Entries from a dataset
>> start
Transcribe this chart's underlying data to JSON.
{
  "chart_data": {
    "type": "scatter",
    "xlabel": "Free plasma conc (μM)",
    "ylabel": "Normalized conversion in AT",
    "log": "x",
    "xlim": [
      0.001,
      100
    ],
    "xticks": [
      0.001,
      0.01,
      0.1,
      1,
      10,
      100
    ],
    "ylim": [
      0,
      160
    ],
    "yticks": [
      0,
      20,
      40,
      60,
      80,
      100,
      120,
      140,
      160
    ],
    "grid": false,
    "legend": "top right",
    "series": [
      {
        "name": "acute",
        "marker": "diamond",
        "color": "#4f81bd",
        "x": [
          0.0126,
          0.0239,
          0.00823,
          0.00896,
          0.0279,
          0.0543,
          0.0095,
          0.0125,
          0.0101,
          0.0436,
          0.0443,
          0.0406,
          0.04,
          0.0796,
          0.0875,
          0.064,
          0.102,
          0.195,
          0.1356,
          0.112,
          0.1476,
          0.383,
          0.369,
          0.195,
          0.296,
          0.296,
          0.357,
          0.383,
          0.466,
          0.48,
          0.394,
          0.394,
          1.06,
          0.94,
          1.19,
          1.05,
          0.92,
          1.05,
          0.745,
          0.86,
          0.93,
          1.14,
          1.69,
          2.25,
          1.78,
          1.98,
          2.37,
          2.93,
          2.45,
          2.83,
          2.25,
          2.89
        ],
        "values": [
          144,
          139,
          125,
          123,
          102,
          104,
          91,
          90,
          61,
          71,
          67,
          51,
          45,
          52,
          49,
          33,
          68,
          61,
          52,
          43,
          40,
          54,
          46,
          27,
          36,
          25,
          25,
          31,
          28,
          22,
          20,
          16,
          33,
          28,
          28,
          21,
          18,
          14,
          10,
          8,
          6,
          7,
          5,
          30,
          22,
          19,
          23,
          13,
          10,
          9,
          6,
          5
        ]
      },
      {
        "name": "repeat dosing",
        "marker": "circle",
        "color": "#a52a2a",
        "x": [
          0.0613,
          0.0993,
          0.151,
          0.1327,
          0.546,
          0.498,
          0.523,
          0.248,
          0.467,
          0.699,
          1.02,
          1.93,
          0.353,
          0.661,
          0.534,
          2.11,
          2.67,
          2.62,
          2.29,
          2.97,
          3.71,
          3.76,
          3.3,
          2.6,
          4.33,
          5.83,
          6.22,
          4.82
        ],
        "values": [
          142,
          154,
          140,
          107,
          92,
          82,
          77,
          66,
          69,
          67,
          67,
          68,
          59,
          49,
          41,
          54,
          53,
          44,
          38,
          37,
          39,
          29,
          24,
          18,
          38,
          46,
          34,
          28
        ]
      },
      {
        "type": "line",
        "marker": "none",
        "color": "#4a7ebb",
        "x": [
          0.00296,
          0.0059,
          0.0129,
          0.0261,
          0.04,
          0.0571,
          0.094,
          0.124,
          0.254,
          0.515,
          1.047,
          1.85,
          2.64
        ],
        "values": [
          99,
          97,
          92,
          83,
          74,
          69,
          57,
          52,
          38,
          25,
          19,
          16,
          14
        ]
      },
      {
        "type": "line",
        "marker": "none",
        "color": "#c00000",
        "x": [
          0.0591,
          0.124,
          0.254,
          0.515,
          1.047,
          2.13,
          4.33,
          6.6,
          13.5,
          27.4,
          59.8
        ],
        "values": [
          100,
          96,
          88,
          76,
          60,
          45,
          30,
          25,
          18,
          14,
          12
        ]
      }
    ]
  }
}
>> end
>> start
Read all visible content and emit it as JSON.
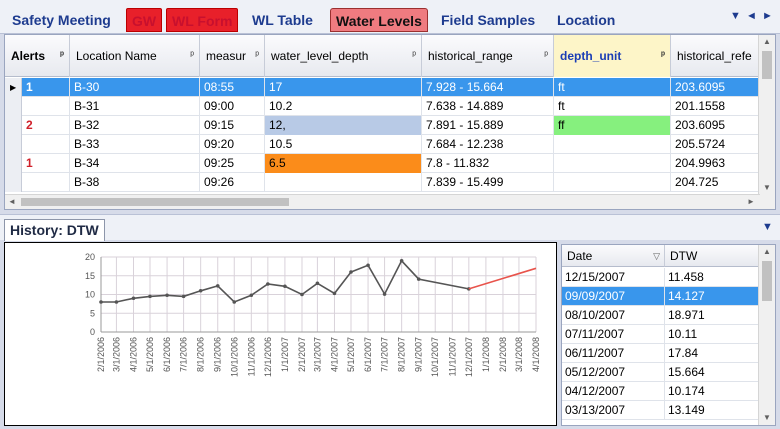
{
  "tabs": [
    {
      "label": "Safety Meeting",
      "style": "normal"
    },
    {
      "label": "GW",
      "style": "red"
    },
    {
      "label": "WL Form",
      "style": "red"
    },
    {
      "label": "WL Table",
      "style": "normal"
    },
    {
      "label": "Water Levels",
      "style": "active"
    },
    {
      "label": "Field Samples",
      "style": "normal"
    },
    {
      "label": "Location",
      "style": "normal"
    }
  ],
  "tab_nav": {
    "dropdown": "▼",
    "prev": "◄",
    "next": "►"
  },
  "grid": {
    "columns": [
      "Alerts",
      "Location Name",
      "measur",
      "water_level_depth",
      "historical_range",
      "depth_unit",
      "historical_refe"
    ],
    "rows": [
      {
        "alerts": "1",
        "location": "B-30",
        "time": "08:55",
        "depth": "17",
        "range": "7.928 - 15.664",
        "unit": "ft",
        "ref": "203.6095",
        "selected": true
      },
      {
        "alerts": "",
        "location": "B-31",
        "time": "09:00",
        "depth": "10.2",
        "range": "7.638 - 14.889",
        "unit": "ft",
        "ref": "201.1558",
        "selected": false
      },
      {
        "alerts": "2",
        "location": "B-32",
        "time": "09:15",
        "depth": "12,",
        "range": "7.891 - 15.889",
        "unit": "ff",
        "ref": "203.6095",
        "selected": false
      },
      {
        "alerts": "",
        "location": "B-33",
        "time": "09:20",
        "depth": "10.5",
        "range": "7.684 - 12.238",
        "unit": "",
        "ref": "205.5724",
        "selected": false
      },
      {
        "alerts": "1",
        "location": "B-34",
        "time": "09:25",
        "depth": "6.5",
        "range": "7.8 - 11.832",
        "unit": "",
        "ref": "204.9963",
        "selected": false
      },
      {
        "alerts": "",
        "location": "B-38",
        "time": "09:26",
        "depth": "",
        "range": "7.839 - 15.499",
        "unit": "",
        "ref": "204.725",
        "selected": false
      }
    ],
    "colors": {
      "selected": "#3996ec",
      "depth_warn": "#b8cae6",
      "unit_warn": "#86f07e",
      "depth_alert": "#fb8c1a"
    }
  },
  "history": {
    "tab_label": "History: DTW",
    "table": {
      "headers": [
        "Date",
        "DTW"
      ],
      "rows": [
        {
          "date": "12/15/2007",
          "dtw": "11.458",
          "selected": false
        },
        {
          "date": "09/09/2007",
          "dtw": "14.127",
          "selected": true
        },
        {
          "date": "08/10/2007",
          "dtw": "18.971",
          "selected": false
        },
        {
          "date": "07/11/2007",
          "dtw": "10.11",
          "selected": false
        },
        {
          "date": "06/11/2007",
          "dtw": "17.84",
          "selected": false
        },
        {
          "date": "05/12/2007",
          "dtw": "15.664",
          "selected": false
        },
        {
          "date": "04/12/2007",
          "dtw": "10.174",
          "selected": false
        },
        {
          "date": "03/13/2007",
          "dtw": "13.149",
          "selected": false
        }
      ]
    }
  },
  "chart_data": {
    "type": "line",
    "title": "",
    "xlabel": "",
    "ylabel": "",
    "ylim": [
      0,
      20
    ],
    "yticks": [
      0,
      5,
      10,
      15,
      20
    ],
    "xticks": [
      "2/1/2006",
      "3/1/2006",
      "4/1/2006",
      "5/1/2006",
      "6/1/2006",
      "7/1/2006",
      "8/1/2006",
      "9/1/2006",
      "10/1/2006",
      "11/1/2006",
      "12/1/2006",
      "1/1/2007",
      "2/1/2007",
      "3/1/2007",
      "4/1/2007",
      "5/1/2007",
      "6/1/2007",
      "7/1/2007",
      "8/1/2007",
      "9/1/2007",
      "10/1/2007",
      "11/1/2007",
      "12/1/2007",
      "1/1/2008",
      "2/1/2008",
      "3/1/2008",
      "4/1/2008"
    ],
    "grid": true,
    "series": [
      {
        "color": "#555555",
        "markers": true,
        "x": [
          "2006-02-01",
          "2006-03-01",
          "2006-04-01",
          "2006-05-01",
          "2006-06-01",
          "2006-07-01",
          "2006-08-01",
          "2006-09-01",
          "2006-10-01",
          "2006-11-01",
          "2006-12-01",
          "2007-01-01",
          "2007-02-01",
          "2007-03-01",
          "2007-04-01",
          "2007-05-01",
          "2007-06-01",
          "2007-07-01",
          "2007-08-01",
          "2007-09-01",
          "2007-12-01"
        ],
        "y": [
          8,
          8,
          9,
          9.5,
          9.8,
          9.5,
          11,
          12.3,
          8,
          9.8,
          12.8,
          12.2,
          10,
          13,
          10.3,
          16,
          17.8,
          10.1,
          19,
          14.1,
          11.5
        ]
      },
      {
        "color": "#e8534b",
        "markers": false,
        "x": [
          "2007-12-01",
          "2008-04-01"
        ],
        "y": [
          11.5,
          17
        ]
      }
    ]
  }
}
>> end
Written request: Select the lines from the entries that include the word "true".

Answer for the task:
        "selected": true
          "selected": true
    "grid": true,
        "markers": true,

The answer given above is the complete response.